::: RECORD EXTRACTS

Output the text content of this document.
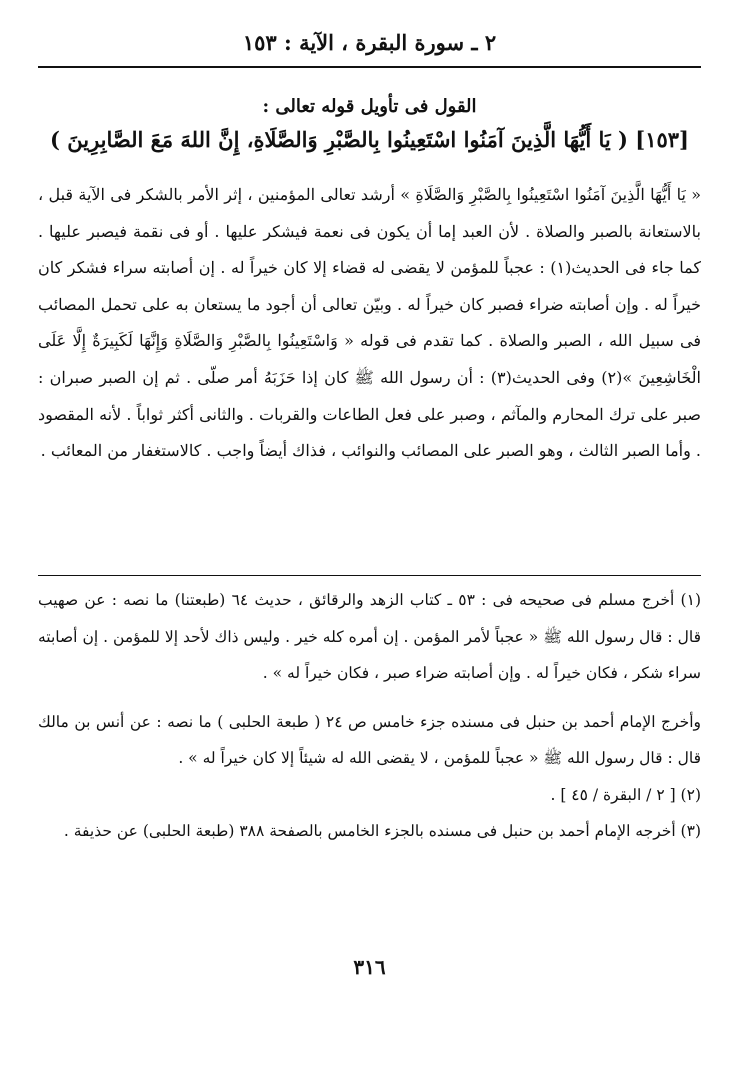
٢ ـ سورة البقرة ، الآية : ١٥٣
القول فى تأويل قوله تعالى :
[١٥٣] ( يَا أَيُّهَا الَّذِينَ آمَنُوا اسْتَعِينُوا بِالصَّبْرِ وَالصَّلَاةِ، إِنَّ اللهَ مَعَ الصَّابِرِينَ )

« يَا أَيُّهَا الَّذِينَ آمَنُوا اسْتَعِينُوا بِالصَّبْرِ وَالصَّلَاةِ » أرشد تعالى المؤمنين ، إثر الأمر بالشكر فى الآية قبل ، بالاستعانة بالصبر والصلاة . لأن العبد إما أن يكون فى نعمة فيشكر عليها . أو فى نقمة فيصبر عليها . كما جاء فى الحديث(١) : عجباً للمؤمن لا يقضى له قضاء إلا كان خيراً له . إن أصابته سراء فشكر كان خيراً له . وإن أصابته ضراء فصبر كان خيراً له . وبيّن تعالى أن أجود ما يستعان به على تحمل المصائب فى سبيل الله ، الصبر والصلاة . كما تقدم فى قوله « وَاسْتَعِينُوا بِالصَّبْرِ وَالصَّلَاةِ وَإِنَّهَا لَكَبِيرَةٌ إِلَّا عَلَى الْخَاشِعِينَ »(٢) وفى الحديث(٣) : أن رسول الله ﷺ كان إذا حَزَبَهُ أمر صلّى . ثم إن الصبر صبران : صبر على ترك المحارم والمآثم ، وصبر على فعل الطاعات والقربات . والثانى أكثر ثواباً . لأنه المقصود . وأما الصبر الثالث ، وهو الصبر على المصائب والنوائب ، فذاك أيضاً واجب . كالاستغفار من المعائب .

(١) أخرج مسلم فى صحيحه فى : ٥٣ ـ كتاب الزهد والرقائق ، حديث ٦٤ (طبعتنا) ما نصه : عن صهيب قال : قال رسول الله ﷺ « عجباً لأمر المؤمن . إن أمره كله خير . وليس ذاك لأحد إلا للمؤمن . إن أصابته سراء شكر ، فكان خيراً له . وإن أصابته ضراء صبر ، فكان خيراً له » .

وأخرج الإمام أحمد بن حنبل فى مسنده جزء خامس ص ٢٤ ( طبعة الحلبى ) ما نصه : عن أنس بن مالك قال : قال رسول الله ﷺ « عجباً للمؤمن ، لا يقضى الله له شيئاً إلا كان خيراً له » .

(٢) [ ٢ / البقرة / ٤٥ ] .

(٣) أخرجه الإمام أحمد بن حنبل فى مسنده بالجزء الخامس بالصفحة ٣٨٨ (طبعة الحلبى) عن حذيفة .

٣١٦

::::::
::: RECORD EXTRACTS

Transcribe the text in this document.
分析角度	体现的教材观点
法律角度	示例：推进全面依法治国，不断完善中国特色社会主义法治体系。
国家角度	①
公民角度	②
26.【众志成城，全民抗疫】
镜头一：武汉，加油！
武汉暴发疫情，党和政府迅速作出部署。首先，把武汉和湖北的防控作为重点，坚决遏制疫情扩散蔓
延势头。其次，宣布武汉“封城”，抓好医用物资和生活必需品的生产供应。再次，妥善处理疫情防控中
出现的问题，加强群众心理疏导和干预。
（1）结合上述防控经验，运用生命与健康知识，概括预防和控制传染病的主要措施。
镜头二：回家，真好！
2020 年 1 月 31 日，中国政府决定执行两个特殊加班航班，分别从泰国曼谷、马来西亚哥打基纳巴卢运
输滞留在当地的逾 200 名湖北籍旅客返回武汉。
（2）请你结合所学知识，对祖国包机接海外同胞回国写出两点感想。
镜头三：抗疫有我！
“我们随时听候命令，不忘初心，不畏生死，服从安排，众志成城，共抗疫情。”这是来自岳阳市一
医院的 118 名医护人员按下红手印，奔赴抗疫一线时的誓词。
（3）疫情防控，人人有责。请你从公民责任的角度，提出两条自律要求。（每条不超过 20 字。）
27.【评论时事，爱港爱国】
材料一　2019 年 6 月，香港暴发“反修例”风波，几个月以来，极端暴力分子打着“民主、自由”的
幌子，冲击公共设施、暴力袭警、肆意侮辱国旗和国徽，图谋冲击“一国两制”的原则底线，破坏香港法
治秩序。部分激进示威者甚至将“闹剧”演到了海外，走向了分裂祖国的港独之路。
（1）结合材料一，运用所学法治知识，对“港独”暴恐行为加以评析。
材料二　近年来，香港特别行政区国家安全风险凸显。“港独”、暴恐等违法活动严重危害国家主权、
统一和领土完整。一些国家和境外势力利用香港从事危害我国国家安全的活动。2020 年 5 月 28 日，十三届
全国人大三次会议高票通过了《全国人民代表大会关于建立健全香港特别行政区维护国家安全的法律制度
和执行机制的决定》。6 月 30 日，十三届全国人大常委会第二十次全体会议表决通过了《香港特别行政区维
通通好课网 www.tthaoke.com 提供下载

::::::

## WHAT THE TASK REQUIRES
How many of these lines contain "طبعة"? Write only the number.

## REPLY TO THE EXERCISE
2